**Task**
In everything from the first entry down to the line containing "x-axis-label: Q1–2019 [400, 212, 440, 223]", rename "category-label" to "category-name" and give those lines back with nothing else changed.
[BEGIN Data listing]
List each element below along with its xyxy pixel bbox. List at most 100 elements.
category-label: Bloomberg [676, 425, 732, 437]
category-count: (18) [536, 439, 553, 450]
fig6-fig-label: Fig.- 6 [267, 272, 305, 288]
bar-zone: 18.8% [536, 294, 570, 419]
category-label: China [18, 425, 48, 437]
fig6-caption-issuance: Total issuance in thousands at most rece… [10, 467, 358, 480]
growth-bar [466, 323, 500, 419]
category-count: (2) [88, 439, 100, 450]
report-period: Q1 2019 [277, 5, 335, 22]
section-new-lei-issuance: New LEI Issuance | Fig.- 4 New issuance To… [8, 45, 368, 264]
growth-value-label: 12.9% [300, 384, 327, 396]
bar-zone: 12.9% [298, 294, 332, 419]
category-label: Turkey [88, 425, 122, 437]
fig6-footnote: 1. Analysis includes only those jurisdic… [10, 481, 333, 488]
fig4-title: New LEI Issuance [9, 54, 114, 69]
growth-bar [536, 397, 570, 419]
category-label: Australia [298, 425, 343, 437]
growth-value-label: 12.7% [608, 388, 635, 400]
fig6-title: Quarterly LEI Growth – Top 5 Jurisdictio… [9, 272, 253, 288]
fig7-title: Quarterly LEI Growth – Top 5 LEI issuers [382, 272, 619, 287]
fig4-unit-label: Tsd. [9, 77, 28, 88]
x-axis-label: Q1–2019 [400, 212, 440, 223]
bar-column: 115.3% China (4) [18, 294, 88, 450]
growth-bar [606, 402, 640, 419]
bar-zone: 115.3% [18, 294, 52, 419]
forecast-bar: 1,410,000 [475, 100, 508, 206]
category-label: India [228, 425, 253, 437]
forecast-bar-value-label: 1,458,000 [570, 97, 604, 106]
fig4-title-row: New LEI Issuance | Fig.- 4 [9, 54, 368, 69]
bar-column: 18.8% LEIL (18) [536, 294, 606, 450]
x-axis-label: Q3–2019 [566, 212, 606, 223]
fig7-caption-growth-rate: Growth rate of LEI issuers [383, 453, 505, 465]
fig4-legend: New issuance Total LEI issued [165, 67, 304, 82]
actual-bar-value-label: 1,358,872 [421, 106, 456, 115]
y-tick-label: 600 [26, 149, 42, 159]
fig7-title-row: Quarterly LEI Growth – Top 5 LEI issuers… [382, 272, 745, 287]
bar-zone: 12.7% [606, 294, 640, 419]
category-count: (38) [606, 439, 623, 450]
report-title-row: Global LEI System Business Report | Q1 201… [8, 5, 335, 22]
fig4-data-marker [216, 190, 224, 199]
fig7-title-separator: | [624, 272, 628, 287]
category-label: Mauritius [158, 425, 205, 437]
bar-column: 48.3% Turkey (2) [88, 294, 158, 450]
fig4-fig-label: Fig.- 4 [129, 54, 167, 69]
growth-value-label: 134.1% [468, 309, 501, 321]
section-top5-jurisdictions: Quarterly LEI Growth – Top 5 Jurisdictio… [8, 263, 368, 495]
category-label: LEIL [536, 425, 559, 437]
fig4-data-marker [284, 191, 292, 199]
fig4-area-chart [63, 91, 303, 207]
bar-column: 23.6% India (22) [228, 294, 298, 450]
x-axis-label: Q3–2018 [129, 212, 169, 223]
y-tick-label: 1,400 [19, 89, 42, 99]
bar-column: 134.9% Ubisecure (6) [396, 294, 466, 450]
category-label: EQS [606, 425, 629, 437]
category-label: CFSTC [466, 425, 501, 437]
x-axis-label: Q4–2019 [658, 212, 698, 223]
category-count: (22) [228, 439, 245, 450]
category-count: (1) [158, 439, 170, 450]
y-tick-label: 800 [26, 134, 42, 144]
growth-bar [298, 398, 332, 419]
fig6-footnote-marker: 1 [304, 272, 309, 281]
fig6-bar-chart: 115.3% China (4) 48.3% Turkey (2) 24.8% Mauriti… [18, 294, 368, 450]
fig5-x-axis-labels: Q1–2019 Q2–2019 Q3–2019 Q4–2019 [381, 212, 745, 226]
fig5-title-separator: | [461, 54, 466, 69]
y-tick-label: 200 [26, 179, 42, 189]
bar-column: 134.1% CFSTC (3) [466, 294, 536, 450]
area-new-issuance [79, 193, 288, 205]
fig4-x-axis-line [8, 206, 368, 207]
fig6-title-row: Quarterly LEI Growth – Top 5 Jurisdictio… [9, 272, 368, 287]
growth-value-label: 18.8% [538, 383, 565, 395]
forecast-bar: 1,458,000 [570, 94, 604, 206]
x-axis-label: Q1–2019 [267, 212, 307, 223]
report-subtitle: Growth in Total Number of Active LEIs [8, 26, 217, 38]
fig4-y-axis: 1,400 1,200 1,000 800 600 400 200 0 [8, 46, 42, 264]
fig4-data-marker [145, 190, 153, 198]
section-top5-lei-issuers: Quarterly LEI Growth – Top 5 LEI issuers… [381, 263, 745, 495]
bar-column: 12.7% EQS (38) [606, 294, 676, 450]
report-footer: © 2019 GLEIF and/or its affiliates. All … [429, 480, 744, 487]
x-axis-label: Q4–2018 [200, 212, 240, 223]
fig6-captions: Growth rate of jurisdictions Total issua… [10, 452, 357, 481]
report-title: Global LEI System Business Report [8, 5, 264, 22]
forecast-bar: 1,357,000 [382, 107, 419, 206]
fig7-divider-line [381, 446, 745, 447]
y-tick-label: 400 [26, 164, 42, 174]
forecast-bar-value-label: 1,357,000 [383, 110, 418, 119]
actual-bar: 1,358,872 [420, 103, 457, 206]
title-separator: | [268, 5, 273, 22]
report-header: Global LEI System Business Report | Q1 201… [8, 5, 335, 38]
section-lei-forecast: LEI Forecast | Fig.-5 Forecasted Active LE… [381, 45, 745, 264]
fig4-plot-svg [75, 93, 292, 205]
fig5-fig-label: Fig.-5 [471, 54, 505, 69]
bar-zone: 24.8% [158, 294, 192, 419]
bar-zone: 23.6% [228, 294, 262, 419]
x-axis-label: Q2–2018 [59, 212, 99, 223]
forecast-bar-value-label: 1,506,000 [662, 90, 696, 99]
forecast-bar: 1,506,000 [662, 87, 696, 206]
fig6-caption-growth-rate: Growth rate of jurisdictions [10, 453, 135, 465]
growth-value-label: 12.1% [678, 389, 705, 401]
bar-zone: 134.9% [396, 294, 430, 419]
[END Data listing]
**Output for this exercise**
List each element below along with its xyxy pixel bbox. List at most 100 elements.
category-name: Bloomberg [676, 425, 732, 437]
category-count: (18) [536, 439, 553, 450]
fig6-fig-label: Fig.- 6 [267, 272, 305, 288]
bar-zone: 18.8% [536, 294, 570, 419]
category-name: China [18, 425, 48, 437]
fig6-caption-issuance: Total issuance in thousands at most rece… [10, 467, 358, 480]
growth-bar [466, 323, 500, 419]
category-count: (2) [88, 439, 100, 450]
report-period: Q1 2019 [277, 5, 335, 22]
section-new-lei-issuance: New LEI Issuance | Fig.- 4 New issuance To… [8, 45, 368, 264]
growth-value-label: 12.9% [300, 384, 327, 396]
bar-zone: 12.9% [298, 294, 332, 419]
category-name: Turkey [88, 425, 122, 437]
fig6-footnote: 1. Analysis includes only those jurisdic… [10, 481, 333, 488]
fig4-title: New LEI Issuance [9, 54, 114, 69]
growth-bar [536, 397, 570, 419]
category-name: Australia [298, 425, 343, 437]
growth-value-label: 12.7% [608, 388, 635, 400]
fig6-title: Quarterly LEI Growth – Top 5 Jurisdictio… [9, 272, 253, 288]
fig7-title: Quarterly LEI Growth – Top 5 LEI issuers [382, 272, 619, 287]
fig4-unit-label: Tsd. [9, 77, 28, 88]
x-axis-label: Q1–2019 [400, 212, 440, 223]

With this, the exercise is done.